___ Input

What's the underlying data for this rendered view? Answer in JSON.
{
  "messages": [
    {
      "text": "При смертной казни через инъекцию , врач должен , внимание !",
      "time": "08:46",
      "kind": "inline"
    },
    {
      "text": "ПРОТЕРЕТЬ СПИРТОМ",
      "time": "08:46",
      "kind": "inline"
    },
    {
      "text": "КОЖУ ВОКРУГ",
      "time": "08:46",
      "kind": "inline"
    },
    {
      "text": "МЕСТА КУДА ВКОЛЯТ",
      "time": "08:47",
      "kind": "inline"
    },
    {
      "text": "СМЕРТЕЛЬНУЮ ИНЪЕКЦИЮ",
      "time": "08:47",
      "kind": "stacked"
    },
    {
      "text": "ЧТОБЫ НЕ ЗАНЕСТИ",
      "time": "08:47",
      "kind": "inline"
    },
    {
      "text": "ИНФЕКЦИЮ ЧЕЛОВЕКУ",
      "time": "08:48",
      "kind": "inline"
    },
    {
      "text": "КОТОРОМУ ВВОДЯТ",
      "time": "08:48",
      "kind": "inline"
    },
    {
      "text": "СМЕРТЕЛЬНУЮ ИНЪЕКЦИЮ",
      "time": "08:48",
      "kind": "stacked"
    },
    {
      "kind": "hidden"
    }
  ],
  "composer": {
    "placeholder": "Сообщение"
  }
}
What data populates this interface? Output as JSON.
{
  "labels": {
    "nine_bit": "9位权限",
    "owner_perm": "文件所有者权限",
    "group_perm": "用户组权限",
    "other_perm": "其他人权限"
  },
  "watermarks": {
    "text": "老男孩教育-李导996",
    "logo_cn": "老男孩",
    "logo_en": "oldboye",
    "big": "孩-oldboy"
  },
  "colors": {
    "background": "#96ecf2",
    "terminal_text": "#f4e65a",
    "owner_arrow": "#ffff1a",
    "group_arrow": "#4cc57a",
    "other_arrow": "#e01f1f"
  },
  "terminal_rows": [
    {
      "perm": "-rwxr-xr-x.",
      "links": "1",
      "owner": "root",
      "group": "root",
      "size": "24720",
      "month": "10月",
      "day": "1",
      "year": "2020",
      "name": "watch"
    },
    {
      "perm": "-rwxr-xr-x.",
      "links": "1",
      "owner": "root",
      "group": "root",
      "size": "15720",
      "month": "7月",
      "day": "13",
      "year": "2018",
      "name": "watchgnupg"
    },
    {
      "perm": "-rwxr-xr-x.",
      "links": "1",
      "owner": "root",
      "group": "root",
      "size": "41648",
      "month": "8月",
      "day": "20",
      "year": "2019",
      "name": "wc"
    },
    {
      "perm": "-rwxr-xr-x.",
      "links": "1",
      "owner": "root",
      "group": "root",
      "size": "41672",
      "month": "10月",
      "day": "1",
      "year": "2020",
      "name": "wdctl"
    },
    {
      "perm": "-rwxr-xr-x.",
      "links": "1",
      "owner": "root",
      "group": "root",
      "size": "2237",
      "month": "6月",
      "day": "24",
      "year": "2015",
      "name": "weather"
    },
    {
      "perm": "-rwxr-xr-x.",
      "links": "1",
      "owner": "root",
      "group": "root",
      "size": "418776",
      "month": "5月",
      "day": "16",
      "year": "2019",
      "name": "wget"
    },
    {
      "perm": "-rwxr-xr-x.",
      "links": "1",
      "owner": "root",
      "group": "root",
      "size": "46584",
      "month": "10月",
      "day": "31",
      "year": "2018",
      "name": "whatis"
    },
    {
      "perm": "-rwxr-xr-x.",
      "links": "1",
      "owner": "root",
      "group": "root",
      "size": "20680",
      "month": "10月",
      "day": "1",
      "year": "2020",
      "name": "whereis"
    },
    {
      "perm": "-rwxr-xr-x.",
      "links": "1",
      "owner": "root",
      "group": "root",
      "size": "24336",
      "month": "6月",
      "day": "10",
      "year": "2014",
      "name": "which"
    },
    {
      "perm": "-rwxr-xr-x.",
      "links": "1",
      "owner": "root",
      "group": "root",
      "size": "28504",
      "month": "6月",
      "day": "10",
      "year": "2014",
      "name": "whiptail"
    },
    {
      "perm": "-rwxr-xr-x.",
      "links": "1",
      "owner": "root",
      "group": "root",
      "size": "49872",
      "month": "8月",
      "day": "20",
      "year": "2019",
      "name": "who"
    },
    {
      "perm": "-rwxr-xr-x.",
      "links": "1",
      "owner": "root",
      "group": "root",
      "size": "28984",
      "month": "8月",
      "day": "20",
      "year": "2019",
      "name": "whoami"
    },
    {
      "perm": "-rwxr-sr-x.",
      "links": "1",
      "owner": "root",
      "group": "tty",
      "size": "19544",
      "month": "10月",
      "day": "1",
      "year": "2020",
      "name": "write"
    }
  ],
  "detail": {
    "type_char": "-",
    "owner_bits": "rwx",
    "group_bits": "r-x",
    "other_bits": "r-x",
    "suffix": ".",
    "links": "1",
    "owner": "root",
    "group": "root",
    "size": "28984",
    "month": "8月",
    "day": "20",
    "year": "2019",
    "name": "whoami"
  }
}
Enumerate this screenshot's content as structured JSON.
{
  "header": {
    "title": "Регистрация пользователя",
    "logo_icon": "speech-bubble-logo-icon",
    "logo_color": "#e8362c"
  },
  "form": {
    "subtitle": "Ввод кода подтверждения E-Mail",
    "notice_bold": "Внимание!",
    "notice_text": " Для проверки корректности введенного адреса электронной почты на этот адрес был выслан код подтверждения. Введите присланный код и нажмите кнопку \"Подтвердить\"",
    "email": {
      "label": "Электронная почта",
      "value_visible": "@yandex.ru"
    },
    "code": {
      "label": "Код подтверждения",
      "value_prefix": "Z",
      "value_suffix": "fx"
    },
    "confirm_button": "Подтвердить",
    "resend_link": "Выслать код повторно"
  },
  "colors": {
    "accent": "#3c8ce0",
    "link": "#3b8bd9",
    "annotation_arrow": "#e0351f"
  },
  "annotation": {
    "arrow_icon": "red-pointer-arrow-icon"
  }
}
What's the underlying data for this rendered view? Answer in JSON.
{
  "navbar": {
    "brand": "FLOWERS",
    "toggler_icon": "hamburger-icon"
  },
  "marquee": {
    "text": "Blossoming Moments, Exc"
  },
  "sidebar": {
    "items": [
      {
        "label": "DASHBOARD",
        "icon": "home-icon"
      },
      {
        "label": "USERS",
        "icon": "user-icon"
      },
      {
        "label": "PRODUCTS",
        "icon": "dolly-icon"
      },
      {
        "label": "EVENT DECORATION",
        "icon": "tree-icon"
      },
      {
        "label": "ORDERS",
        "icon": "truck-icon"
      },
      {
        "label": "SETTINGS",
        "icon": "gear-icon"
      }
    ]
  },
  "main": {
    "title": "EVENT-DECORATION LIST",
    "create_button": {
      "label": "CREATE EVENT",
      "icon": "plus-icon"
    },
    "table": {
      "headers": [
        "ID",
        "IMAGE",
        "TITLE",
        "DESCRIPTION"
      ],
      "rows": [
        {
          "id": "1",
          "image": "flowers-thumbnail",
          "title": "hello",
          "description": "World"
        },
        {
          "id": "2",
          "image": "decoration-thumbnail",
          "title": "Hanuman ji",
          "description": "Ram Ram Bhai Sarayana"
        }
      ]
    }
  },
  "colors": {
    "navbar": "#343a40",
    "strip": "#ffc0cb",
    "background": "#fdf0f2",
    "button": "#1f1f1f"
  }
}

______

What is required: Using the listing above, please repeat every entry exactly.

Output of the task:
What's the underlying data for this rendered view? Answer in JSON.
{
  "messages": [
    {
      "text": "При смертной казни через инъекцию , врач должен , внимание !",
      "time": "08:46",
      "kind": "inline"
    },
    {
      "text": "ПРОТЕРЕТЬ СПИРТОМ",
      "time": "08:46",
      "kind": "inline"
    },
    {
      "text": "КОЖУ ВОКРУГ",
      "time": "08:46",
      "kind": "inline"
    },
    {
      "text": "МЕСТА КУДА ВКОЛЯТ",
      "time": "08:47",
      "kind": "inline"
    },
    {
      "text": "СМЕРТЕЛЬНУЮ ИНЪЕКЦИЮ",
      "time": "08:47",
      "kind": "stacked"
    },
    {
      "text": "ЧТОБЫ НЕ ЗАНЕСТИ",
      "time": "08:47",
      "kind": "inline"
    },
    {
      "text": "ИНФЕКЦИЮ ЧЕЛОВЕКУ",
      "time": "08:48",
      "kind": "inline"
    },
    {
      "text": "КОТОРОМУ ВВОДЯТ",
      "time": "08:48",
      "kind": "inline"
    },
    {
      "text": "СМЕРТЕЛЬНУЮ ИНЪЕКЦИЮ",
      "time": "08:48",
      "kind": "stacked"
    },
    {
      "kind": "hidden"
    }
  ],
  "composer": {
    "placeholder": "Сообщение"
  }
}
What data populates this interface? Output as JSON.
{
  "labels": {
    "nine_bit": "9位权限",
    "owner_perm": "文件所有者权限",
    "group_perm": "用户组权限",
    "other_perm": "其他人权限"
  },
  "watermarks": {
    "text": "老男孩教育-李导996",
    "logo_cn": "老男孩",
    "logo_en": "oldboye",
    "big": "孩-oldboy"
  },
  "colors": {
    "background": "#96ecf2",
    "terminal_text": "#f4e65a",
    "owner_arrow": "#ffff1a",
    "group_arrow": "#4cc57a",
    "other_arrow": "#e01f1f"
  },
  "terminal_rows": [
    {
      "perm": "-rwxr-xr-x.",
      "links": "1",
      "owner": "root",
      "group": "root",
      "size": "24720",
      "month": "10月",
      "day": "1",
      "year": "2020",
      "name": "watch"
    },
    {
      "perm": "-rwxr-xr-x.",
      "links": "1",
      "owner": "root",
      "group": "root",
      "size": "15720",
      "month": "7月",
      "day": "13",
      "year": "2018",
      "name": "watchgnupg"
    },
    {
      "perm": "-rwxr-xr-x.",
      "links": "1",
      "owner": "root",
      "group": "root",
      "size": "41648",
      "month": "8月",
      "day": "20",
      "year": "2019",
      "name": "wc"
    },
    {
      "perm": "-rwxr-xr-x.",
      "links": "1",
      "owner": "root",
      "group": "root",
      "size": "41672",
      "month": "10月",
      "day": "1",
      "year": "2020",
      "name": "wdctl"
    },
    {
      "perm": "-rwxr-xr-x.",
      "links": "1",
      "owner": "root",
      "group": "root",
      "size": "2237",
      "month": "6月",
      "day": "24",
      "year": "2015",
      "name": "weather"
    },
    {
      "perm": "-rwxr-xr-x.",
      "links": "1",
      "owner": "root",
      "group": "root",
      "size": "418776",
      "month": "5月",
      "day": "16",
      "year": "2019",
      "name": "wget"
    },
    {
      "perm": "-rwxr-xr-x.",
      "links": "1",
      "owner": "root",
      "group": "root",
      "size": "46584",
      "month": "10月",
      "day": "31",
      "year": "2018",
      "name": "whatis"
    },
    {
      "perm": "-rwxr-xr-x.",
      "links": "1",
      "owner": "root",
      "group": "root",
      "size": "20680",
      "month": "10月",
      "day": "1",
      "year": "2020",
      "name": "whereis"
    },
    {
      "perm": "-rwxr-xr-x.",
      "links": "1",
      "owner": "root",
      "group": "root",
      "size": "24336",
      "month": "6月",
      "day": "10",
      "year": "2014",
      "name": "which"
    },
    {
      "perm": "-rwxr-xr-x.",
      "links": "1",
      "owner": "root",
      "group": "root",
      "size": "28504",
      "month": "6月",
      "day": "10",
      "year": "2014",
      "name": "whiptail"
    },
    {
      "perm": "-rwxr-xr-x.",
      "links": "1",
      "owner": "root",
      "group": "root",
      "size": "49872",
      "month": "8月",
      "day": "20",
      "year": "2019",
      "name": "who"
    },
    {
      "perm": "-rwxr-xr-x.",
      "links": "1",
      "owner": "root",
      "group": "root",
      "size": "28984",
      "month": "8月",
      "day": "20",
      "year": "2019",
      "name": "whoami"
    },
    {
      "perm": "-rwxr-sr-x.",
      "links": "1",
      "owner": "root",
      "group": "tty",
      "size": "19544",
      "month": "10月",
      "day": "1",
      "year": "2020",
      "name": "write"
    }
  ],
  "detail": {
    "type_char": "-",
    "owner_bits": "rwx",
    "group_bits": "r-x",
    "other_bits": "r-x",
    "suffix": ".",
    "links": "1",
    "owner": "root",
    "group": "root",
    "size": "28984",
    "month": "8月",
    "day": "20",
    "year": "2019",
    "name": "whoami"
  }
}
Enumerate this screenshot's content as structured JSON.
{
  "header": {
    "title": "Регистрация пользователя",
    "logo_icon": "speech-bubble-logo-icon",
    "logo_color": "#e8362c"
  },
  "form": {
    "subtitle": "Ввод кода подтверждения E-Mail",
    "notice_bold": "Внимание!",
    "notice_text": " Для проверки корректности введенного адреса электронной почты на этот адрес был выслан код подтверждения. Введите присланный код и нажмите кнопку \"Подтвердить\"",
    "email": {
      "label": "Электронная почта",
      "value_visible": "@yandex.ru"
    },
    "code": {
      "label": "Код подтверждения",
      "value_prefix": "Z",
      "value_suffix": "fx"
    },
    "confirm_button": "Подтвердить",
    "resend_link": "Выслать код повторно"
  },
  "colors": {
    "accent": "#3c8ce0",
    "link": "#3b8bd9",
    "annotation_arrow": "#e0351f"
  },
  "annotation": {
    "arrow_icon": "red-pointer-arrow-icon"
  }
}
What's the underlying data for this rendered view? Answer in JSON.
{
  "navbar": {
    "brand": "FLOWERS",
    "toggler_icon": "hamburger-icon"
  },
  "marquee": {
    "text": "Blossoming Moments, Exc"
  },
  "sidebar": {
    "items": [
      {
        "label": "DASHBOARD",
        "icon": "home-icon"
      },
      {
        "label": "USERS",
        "icon": "user-icon"
      },
      {
        "label": "PRODUCTS",
        "icon": "dolly-icon"
      },
      {
        "label": "EVENT DECORATION",
        "icon": "tree-icon"
      },
      {
        "label": "ORDERS",
        "icon": "truck-icon"
      },
      {
        "label": "SETTINGS",
        "icon": "gear-icon"
      }
    ]
  },
  "main": {
    "title": "EVENT-DECORATION LIST",
    "create_button": {
      "label": "CREATE EVENT",
      "icon": "plus-icon"
    },
    "table": {
      "headers": [
        "ID",
        "IMAGE",
        "TITLE",
        "DESCRIPTION"
      ],
      "rows": [
        {
          "id": "1",
          "image": "flowers-thumbnail",
          "title": "hello",
          "description": "World"
        },
        {
          "id": "2",
          "image": "decoration-thumbnail",
          "title": "Hanuman ji",
          "description": "Ram Ram Bhai Sarayana"
        }
      ]
    }
  },
  "colors": {
    "navbar": "#343a40",
    "strip": "#ffc0cb",
    "background": "#fdf0f2",
    "button": "#1f1f1f"
  }
}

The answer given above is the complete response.